DATASET ROWS:
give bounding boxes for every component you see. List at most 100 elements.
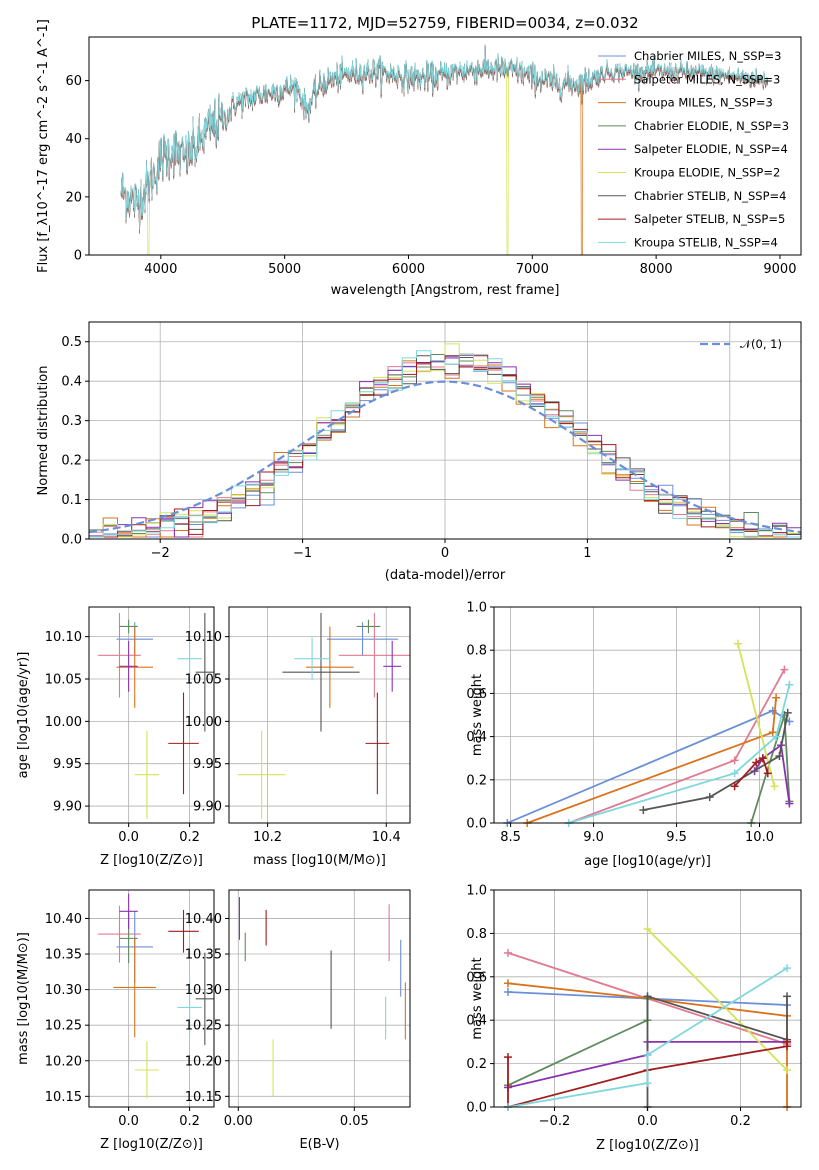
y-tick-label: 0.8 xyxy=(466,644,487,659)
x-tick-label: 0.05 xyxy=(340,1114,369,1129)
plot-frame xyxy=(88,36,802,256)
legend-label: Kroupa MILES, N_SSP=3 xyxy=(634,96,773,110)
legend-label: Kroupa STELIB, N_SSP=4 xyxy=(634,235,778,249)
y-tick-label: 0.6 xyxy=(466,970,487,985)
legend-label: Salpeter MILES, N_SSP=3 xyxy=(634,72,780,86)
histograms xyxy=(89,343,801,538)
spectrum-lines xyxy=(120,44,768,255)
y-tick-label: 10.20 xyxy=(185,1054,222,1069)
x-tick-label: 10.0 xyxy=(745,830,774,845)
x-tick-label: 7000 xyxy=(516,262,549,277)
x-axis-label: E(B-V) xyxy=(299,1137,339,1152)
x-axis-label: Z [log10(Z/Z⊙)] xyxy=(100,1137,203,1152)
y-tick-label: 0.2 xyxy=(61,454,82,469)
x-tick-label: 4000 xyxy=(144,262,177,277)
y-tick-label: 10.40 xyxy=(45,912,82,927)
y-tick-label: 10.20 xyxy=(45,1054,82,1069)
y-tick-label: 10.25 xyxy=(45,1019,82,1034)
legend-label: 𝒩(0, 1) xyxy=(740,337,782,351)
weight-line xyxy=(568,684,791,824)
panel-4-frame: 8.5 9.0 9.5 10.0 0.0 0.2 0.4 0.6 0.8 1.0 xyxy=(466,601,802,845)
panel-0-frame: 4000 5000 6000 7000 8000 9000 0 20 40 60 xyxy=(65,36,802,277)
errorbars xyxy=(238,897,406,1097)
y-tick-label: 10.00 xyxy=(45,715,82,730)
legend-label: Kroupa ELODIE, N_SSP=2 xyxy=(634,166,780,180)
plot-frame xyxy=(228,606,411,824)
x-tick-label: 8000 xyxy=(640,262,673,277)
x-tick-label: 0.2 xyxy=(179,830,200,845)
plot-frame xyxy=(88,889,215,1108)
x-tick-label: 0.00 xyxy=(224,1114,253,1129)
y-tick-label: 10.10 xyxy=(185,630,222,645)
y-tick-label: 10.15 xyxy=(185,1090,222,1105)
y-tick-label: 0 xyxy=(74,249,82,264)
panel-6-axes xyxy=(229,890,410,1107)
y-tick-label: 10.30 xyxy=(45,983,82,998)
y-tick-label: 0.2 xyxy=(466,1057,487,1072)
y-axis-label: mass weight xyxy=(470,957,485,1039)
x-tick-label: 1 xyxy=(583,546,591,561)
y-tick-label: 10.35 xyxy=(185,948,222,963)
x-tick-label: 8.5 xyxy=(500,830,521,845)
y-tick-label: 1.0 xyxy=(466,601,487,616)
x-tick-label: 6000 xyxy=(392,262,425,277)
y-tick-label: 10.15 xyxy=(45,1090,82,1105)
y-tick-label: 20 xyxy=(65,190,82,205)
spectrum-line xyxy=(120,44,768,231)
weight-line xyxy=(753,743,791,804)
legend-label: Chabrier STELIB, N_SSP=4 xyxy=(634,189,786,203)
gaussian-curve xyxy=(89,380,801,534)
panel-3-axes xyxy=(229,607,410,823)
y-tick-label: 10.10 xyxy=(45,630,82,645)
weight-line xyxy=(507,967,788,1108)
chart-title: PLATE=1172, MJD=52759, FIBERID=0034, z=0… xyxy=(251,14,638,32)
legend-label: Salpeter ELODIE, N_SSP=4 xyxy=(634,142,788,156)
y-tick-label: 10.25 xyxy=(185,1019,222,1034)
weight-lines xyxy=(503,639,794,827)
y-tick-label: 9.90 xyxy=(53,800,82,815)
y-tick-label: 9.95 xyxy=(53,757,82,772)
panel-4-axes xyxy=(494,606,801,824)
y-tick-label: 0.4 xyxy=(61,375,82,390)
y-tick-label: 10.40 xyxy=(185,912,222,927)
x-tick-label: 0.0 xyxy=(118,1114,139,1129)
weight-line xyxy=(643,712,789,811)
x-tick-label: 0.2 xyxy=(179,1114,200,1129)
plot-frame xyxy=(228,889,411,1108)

SET TASK: Recast every line of the rows above as a Markdown table with the columns Number and Line, skipping blank lines. Leave the pictures out of the table.

EXERCISE OUTPUT:
| Number | Line |
|---|---|
| 1 | give bounding boxes for every component you see. List at most 100 elements. |
| 2 | y-tick-label: 0.8 xyxy=(466,644,487,659) |
| 3 | x-tick-label: 0.05 xyxy=(340,1114,369,1129) |
| 4 | plot-frame xyxy=(88,36,802,256) |
| 5 | legend-label: Kroupa MILES, N_SSP=3 xyxy=(634,96,773,110) |
| 6 | legend-label: Kroupa STELIB, N_SSP=4 xyxy=(634,235,778,249) |
| 7 | y-tick-label: 0.6 xyxy=(466,970,487,985) |
| 8 | legend-label: Salpeter MILES, N_SSP=3 xyxy=(634,72,780,86) |
| 9 | histograms xyxy=(89,343,801,538) |
| 10 | spectrum-lines xyxy=(120,44,768,255) |
| 11 | y-tick-label: 10.20 xyxy=(185,1054,222,1069) |
| 12 | x-tick-label: 10.0 xyxy=(745,830,774,845) |
| 13 | x-tick-label: 7000 xyxy=(516,262,549,277) |
| 14 | x-axis-label: E(B-V) xyxy=(299,1137,339,1152) |
| 15 | x-axis-label: Z [log10(Z/Z⊙)] xyxy=(100,1137,203,1152) |
| 16 | y-tick-label: 0.2 xyxy=(61,454,82,469) |
| 17 | x-tick-label: 4000 xyxy=(144,262,177,277) |
| 18 | y-tick-label: 10.40 xyxy=(45,912,82,927) |
| 19 | y-tick-label: 10.20 xyxy=(45,1054,82,1069) |
| 20 | y-tick-label: 10.25 xyxy=(45,1019,82,1034) |
| 21 | legend-label: 𝒩(0, 1) xyxy=(740,337,782,351) |
| 22 | weight-line xyxy=(568,684,791,824) |
| 23 | panel-4-frame: 8.5 9.0 9.5 10.0 0.0 0.2 0.4 0.6 0.8 1.0 xyxy=(466,601,802,845) |
| 24 | panel-0-frame: 4000 5000 6000 7000 8000 9000 0 20 40 60 xyxy=(65,36,802,277) |
| 25 | errorbars xyxy=(238,897,406,1097) |
| 26 | y-tick-label: 10.00 xyxy=(45,715,82,730) |
| 27 | legend-label: Kroupa ELODIE, N_SSP=2 xyxy=(634,166,780,180) |
| 28 | plot-frame xyxy=(228,606,411,824) |
| 29 | x-tick-label: 8000 xyxy=(640,262,673,277) |
| 30 | x-tick-label: 0.2 xyxy=(179,830,200,845) |
| 31 | plot-frame xyxy=(88,889,215,1108) |
| 32 | x-tick-label: 0.00 xyxy=(224,1114,253,1129) |
| 33 | y-tick-label: 10.10 xyxy=(185,630,222,645) |
| 34 | y-tick-label: 10.15 xyxy=(185,1090,222,1105) |
| 35 | y-tick-label: 0 xyxy=(74,249,82,264) |
| 36 | panel-6-axes xyxy=(229,890,410,1107) |
| 37 | y-tick-label: 10.30 xyxy=(45,983,82,998) |
| 38 | y-tick-label: 0.2 xyxy=(466,1057,487,1072) |
| 39 | y-axis-label: mass weight xyxy=(470,957,485,1039) |
| 40 | x-tick-label: 1 xyxy=(583,546,591,561) |
| 41 | y-tick-label: 10.35 xyxy=(185,948,222,963) |
| 42 | x-tick-label: 8.5 xyxy=(500,830,521,845) |
| 43 | y-tick-label: 1.0 xyxy=(466,601,487,616) |
| 44 | x-tick-label: 6000 xyxy=(392,262,425,277) |
| 45 | y-tick-label: 10.15 xyxy=(45,1090,82,1105) |
| 46 | y-tick-label: 20 xyxy=(65,190,82,205) |
| 47 | spectrum-line xyxy=(120,44,768,231) |
| 48 | weight-line xyxy=(753,743,791,804) |
| 49 | legend-label: Chabrier STELIB, N_SSP=4 xyxy=(634,189,786,203) |
| 50 | gaussian-curve xyxy=(89,380,801,534) |
| 51 | panel-3-axes xyxy=(229,607,410,823) |
| 52 | y-tick-label: 10.10 xyxy=(45,630,82,645) |
| 53 | weight-line xyxy=(507,967,788,1108) |
| 54 | chart-title: PLATE=1172, MJD=52759, FIBERID=0034, z=0… xyxy=(251,14,638,32) |
| 55 | legend-label: Salpeter ELODIE, N_SSP=4 xyxy=(634,142,788,156) |
| 56 | y-tick-label: 10.25 xyxy=(185,1019,222,1034) |
| 57 | weight-lines xyxy=(503,639,794,827) |
| 58 | y-tick-label: 9.90 xyxy=(53,800,82,815) |
| 59 | y-tick-label: 9.95 xyxy=(53,757,82,772) |
| 60 | panel-4-axes xyxy=(494,606,801,824) |
| 61 | y-tick-label: 0.4 xyxy=(61,375,82,390) |
| 62 | y-tick-label: 10.40 xyxy=(185,912,222,927) |
| 63 | x-tick-label: 0.0 xyxy=(118,1114,139,1129) |
| 64 | weight-line xyxy=(643,712,789,811) |
| 65 | x-tick-label: 0.2 xyxy=(179,1114,200,1129) |
| 66 | plot-frame xyxy=(228,889,411,1108) |